Things to do.
• A. According to the essay passage on the American Dream and the American Promise, which two men debated a century ago whether economic or democratic principles should come first in securing civic equality?
• B. Carry the essay passage on the American Dream and the American Promise forward from its last sentence.

Text provided.
+++

And the enmeshing of the American Dream and American Promise has repeatedly emerged as a factor in our domestic political problems. A century ago, W.E.B. Du Bois and Booker T. Washington engaged in a historic debate over whether economic or democratic principles should be prioritized to secure civic equality. Du Bois insisted that focusing on collective political action and a liberal education was the proper approach to fully integrate black people into America’s democratic society. Conversely, Washington insisted that self-determination and economic self-sufficiency was the better way forward, rationalizing in 1895 that “No race that has anything to contribute to the markets of the world is long in any degree ostracized.”
But the Dream and the Promise are not the same thing, and blurring the distinction between them can be risky. Yet, that seems to be exactly what’s happening: When partisans today lament that the American Dream is dying or is dead, they are not really saying that opportunity has dried up or that hard work has lost its cachet but that they disapprove of how government is working and whom it advantages. To be labeled an enemy of the Dream is to be chastised and shut down for having a different vision for democracy in America.
To put it another way, the conflation treats our nation’s principles as finite resources, prizes in a zero-sum game—your equality detracts from mine, your freedom infringes on mine, your participation in democracy weakens mine. This would not be a problem if the partisan use of the Dream today were a substantive conversation about the best ways to grow our economy and ensure more equal access to opportunity. Instead, in our intensely polarized politics, the Dream is treated not as the unifying symbol that it has been but as a tool of division—yet another example of an idea or symbol with the power to unify us being hijacked to divide us. Everything that makes a diverse people capable of a shared identity is commandeered to divide; every debate, existential.

+++

Page segmentation data

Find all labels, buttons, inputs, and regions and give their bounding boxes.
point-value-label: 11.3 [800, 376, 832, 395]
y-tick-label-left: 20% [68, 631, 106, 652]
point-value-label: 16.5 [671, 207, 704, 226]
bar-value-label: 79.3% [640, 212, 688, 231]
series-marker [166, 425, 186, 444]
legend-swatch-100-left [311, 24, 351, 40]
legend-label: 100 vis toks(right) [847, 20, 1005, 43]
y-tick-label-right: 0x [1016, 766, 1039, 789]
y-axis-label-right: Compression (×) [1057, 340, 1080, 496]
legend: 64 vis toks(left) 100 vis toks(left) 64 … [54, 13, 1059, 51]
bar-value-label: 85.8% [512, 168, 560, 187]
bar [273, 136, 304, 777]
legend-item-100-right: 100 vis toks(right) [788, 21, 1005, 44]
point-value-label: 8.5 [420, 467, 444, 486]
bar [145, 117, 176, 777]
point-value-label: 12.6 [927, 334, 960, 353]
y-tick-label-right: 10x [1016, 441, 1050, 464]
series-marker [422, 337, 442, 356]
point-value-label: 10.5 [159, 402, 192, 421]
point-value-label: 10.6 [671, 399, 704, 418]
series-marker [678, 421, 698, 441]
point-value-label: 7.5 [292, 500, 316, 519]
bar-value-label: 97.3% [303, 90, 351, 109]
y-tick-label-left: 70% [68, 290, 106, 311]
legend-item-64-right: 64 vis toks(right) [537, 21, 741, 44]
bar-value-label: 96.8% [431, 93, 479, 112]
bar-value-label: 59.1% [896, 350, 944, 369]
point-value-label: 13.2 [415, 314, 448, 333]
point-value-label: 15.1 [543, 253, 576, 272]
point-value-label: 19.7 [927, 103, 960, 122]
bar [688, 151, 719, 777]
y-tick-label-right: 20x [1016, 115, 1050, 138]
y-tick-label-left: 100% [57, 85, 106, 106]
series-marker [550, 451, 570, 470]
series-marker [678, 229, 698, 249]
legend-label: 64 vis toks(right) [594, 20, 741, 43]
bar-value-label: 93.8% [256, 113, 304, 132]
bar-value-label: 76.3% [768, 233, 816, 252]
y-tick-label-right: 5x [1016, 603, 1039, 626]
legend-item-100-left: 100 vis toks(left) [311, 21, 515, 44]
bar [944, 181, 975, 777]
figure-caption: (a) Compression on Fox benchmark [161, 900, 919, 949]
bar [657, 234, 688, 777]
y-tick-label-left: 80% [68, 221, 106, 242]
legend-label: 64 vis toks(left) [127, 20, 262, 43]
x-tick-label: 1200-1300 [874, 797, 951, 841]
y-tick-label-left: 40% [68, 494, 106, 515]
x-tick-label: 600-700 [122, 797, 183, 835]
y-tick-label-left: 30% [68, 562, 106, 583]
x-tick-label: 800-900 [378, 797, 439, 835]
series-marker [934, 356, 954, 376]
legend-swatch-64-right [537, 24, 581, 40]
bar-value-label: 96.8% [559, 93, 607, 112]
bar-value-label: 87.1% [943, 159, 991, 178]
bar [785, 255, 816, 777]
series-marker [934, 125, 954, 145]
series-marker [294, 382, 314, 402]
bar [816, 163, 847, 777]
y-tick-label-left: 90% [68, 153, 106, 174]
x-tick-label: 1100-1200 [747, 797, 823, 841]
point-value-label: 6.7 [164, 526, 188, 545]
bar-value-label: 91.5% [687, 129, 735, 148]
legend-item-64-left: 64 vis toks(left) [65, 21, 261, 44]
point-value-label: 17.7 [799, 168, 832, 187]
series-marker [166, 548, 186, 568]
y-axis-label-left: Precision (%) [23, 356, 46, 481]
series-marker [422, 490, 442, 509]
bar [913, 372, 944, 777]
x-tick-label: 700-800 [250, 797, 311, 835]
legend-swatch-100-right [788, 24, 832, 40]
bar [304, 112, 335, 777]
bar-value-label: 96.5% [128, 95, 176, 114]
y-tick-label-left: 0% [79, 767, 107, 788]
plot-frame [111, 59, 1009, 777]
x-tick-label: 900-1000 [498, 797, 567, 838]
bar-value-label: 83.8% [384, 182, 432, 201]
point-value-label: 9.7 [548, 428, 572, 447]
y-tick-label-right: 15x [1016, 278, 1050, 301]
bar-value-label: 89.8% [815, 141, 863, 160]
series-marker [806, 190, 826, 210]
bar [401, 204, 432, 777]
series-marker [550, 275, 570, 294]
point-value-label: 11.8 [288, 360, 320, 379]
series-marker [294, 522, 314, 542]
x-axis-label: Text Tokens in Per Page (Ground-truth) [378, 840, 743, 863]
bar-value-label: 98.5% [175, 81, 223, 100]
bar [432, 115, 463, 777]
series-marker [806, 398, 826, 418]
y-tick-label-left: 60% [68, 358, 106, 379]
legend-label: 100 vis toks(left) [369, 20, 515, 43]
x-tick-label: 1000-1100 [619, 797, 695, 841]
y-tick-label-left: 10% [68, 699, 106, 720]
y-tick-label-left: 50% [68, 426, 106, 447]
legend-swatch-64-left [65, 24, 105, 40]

+++

Answers given.
• A. W.E.B. Du Bois and Booker T. Washington.

• B.
And the effects are corrosive, touching every issue. One’s position on the White House’s plan to forgive student loan debt is used to attack their faithlessness in the Dream or their desire to hoard it for themselves. On immigration, “They took our jobs!” devolves into genocidal conspiracies like white replacement theory. Public health plans to protect people from a once-in-a-century viral pandemic are offered as proof that government wants to destroy your liberty, insisting on killing individualism and economic self-sufficiency. Nothing is immune.
The American Dream is not dead, but liberal democracy is on the ropes. Distorting the Dream in the self-interested pursuit of power not only demeans one of the most important and inclusive ideas to come from America, it hurries along the deterioration of the last best hope of the earth.